** Begin Provided material **

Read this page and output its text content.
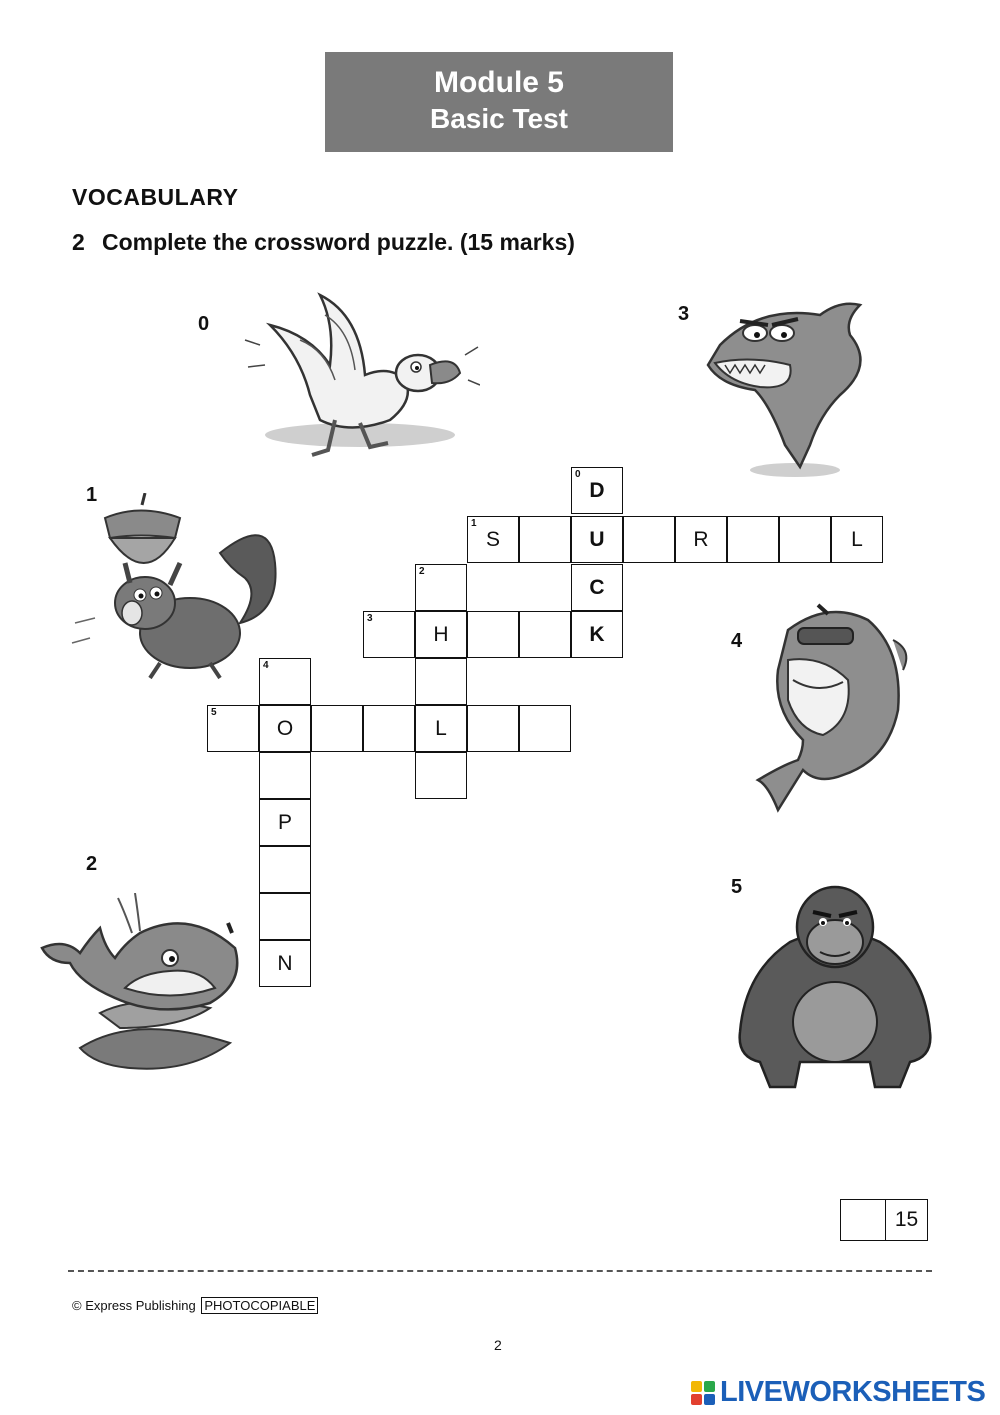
Module 5
Basic Test
VOCABULARY
2 Complete the crossword puzzle. (15 marks)
0
1
2
3
4
5
0
D
U
C
K
1
S	R	L
2
H
L
3
4
O
P
N
5
15
© Express Publishing PHOTOCOPIABLE
2
LIVEWORKSHEETS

** End Provided material **

**Description of the task**. Write the material out again exactly as it appears, dropping the pictures.

**Solution**.
Read this page and output its text content.
Module 5
Basic Test
VOCABULARY
2 Complete the crossword puzzle. (15 marks)
0
1
2
3
4
5
0
D
U
C
K
1
S	R	L
2
H
L
3
4
O
P
N
5
15
© Express Publishing PHOTOCOPIABLE
2
LIVEWORKSHEETS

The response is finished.